■ Task details ■
Drop the pictures from the entries below, then reproduce the rest exactly.

■ Supplied records ■

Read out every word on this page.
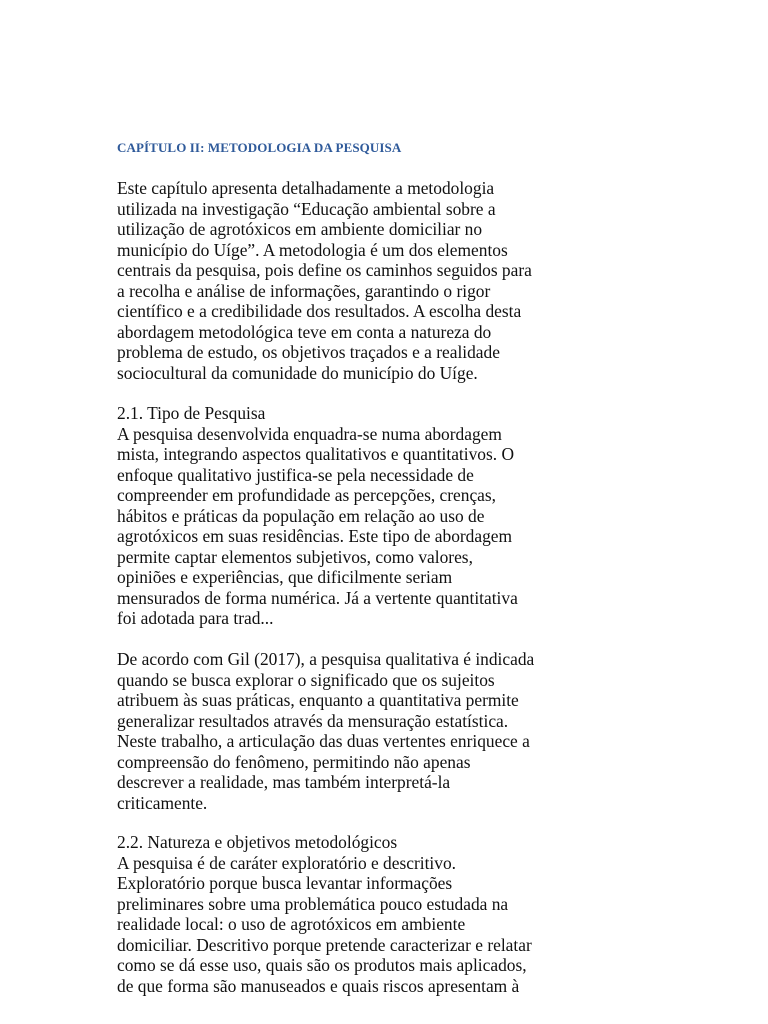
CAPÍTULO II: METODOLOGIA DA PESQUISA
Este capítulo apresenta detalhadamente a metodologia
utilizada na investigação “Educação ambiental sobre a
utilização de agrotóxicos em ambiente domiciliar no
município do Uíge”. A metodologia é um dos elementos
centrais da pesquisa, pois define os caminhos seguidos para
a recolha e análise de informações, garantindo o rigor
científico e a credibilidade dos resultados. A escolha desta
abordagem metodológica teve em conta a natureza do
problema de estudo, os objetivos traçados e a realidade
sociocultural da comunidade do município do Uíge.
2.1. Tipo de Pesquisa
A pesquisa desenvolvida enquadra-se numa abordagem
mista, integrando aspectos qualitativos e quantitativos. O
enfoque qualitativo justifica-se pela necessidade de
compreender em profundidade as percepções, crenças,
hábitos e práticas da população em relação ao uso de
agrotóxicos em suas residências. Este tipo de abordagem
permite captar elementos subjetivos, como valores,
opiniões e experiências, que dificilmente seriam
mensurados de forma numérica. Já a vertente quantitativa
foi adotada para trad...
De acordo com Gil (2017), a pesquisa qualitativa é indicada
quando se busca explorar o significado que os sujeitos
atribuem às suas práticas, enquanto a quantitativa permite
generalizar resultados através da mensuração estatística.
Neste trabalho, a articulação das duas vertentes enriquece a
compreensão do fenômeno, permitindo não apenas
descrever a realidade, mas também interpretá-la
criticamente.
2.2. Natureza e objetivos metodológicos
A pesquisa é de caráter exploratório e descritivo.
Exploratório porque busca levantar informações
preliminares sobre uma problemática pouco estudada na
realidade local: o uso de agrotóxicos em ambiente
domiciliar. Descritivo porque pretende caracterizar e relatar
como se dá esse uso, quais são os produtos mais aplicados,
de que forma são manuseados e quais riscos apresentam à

■ Task output ■
Read out every word on this page.
CAPÍTULO II: METODOLOGIA DA PESQUISA
Este capítulo apresenta detalhadamente a metodologia
utilizada na investigação “Educação ambiental sobre a
utilização de agrotóxicos em ambiente domiciliar no
município do Uíge”. A metodologia é um dos elementos
centrais da pesquisa, pois define os caminhos seguidos para
a recolha e análise de informações, garantindo o rigor
científico e a credibilidade dos resultados. A escolha desta
abordagem metodológica teve em conta a natureza do
problema de estudo, os objetivos traçados e a realidade
sociocultural da comunidade do município do Uíge.
2.1. Tipo de Pesquisa
A pesquisa desenvolvida enquadra-se numa abordagem
mista, integrando aspectos qualitativos e quantitativos. O
enfoque qualitativo justifica-se pela necessidade de
compreender em profundidade as percepções, crenças,
hábitos e práticas da população em relação ao uso de
agrotóxicos em suas residências. Este tipo de abordagem
permite captar elementos subjetivos, como valores,
opiniões e experiências, que dificilmente seriam
mensurados de forma numérica. Já a vertente quantitativa
foi adotada para trad...
De acordo com Gil (2017), a pesquisa qualitativa é indicada
quando se busca explorar o significado que os sujeitos
atribuem às suas práticas, enquanto a quantitativa permite
generalizar resultados através da mensuração estatística.
Neste trabalho, a articulação das duas vertentes enriquece a
compreensão do fenômeno, permitindo não apenas
descrever a realidade, mas também interpretá-la
criticamente.
2.2. Natureza e objetivos metodológicos
A pesquisa é de caráter exploratório e descritivo.
Exploratório porque busca levantar informações
preliminares sobre uma problemática pouco estudada na
realidade local: o uso de agrotóxicos em ambiente
domiciliar. Descritivo porque pretende caracterizar e relatar
como se dá esse uso, quais são os produtos mais aplicados,
de que forma são manuseados e quais riscos apresentam à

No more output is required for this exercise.